> _TEXTO FORNECIDO_
============
Os primeiros 10 anos - Instituto Tomie Othake
07/12/2011
"Os primeiros 10 anos" - exposição coletiva com curadoria de Agnaldo Farias + Tiago Mesquita + Paulo Miyada (Núcleo de Pesquisa e Curadoria do Instituto Tomie Othake).
Ao comemorar seus 10 anos de atuação, o Instituto Tomie Ohtake traz ao público obras de artistas brasileiros que se notabilizaram no mesmo período.
A exposição apresenta, portanto, um raro panorama da arte do início do século XXI, reunindo cerca de 50 expoentes da nova geração e signatários dos mais variados suportes, da pintura à instalação.
EXPOSIÇÃO | EXHIBITION: 13/12/2011 - 26/02/2012
Instituto Tomie Othake [Avenida Faria Lima, 201 - São Paulo]

Para comemorar seus dez anos de atuação, o Instituto Tomie Ohtake realiza esta coletiva com artistas cujas trajetórias notabilizaram-se a partir do ano 2000. Este recorte de nosso passado-presente imediato, os primeiros do século XXI, traz cerca de 50 artistas signatários dos mais variados suportes, temáticas e origens.
============
> _ENTRADAS_
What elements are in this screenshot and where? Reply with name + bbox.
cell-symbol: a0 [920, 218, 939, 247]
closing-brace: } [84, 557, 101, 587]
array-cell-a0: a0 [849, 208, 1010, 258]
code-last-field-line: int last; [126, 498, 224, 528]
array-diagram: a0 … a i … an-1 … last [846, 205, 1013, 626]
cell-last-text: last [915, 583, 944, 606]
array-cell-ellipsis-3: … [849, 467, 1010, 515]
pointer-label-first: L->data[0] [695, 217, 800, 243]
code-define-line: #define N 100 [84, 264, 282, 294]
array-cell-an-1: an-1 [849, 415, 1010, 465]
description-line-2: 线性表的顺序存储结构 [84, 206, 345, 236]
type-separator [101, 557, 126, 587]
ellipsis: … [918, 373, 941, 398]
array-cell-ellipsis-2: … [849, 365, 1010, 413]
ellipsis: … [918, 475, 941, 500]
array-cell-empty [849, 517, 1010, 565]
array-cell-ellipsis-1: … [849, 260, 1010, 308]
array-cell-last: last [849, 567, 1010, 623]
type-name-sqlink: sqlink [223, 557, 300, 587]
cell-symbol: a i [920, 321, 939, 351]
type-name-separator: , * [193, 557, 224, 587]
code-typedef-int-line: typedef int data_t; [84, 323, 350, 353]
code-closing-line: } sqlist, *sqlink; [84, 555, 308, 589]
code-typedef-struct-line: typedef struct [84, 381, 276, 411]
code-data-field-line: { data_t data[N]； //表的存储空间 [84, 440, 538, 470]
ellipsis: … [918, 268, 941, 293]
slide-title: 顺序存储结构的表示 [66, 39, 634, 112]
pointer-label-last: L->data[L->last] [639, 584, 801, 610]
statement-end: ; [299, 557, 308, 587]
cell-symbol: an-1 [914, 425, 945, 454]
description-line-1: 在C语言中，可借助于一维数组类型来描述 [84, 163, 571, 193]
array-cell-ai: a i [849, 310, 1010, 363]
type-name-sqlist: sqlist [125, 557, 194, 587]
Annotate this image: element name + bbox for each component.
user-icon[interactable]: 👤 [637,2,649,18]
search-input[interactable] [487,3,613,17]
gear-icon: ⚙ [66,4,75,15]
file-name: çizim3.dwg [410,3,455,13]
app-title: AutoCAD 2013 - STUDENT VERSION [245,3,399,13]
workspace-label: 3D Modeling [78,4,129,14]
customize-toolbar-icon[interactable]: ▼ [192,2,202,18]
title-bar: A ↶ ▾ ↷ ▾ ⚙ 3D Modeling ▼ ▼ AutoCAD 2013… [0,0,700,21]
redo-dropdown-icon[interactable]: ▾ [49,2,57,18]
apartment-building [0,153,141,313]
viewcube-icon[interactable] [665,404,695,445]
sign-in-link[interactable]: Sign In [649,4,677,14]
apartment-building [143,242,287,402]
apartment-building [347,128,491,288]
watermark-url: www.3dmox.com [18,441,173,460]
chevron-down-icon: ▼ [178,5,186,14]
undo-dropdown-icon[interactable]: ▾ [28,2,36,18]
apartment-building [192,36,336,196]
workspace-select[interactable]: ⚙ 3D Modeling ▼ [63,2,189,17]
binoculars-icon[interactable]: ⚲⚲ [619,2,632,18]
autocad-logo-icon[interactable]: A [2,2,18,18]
============
> _TAREFAS_
1. Responda com base no texto sobre a exposição:
(a) Quem assina a curadoria da mostra?
(b) Em que período a exposição fica aberta ao público?
(c) Quantos artistas, aproximadamente, a exposição reúne?
2. Escreva o trecho seguinte do texto sobre a exposição dos dez anos do instituto, começando depois da última frase.

> _RESPOSTAS_
1.
(a) Agnaldo Farias, Tiago Mesquita e Paulo Miyada.
(b) De 13/12/2011 a 26/02/2012.
(c) Cerca de 50.

2.
Organizada pelo Núcleo de Pesquisa e Curadoria do Instituto Tomie Ohake, dirigido por Agnaldo Farias, em parceria com o crítico convidado Tiago Mesquita, Os Dez Primeiros Anos pretende apontar recorrências, sintomas e inquietudes comuns a estes nomes de destaque no panorama contemporâneo emergente.
Para isso reúne tanto trabalhos inéditos, quanto obras consagradas ao longo da década e merecedoras de novo esforço narrativo.
Com esta exposição, reafirma-se uma das práticas que contribuíram para a consolidação do perfil da instituição e que consiste em apresentar recortes da arte brasileira assinados por alguns dos curadores mais importantes do país. Até então, Paulo Herkenhoff dedicou-se aos anos 1950, Glória Ferreira dos 1960 – 1970, Agnaldo Farias dos 1980 – 1990 e, junto com Moacir dos Anjos, também à “geração da virada”.
“O fato de o Instituto Tomie Ohtake atuar primordialmente no período entre o Pós-II Guerra e hoje, permitiu estas várias leituras, e Os Dez Primeiros Anos representa a cena atual, o passado próximo, na qual, embora ainda em andamento, já se podem vislumbrar evidências, principalmente como a de um período de excepcional desempenho dos jovens artistas, nunca visto na história da arte brasileira”, afirma Ricardo Ohtake, diretor do Instituto Tomie Ohtake.
Com passagens por programas como Rumos Artes Visuais, Bolsa Pampulha, Prêmio Marcantônio Vilaça e Prêmio Energias para a Arte, os artistas da geração representada na exposição começaram a produzir num meio institucional já constituído, disseminado pelo país e em várias medidas profissionalizado, portanto com oportunidades de produção.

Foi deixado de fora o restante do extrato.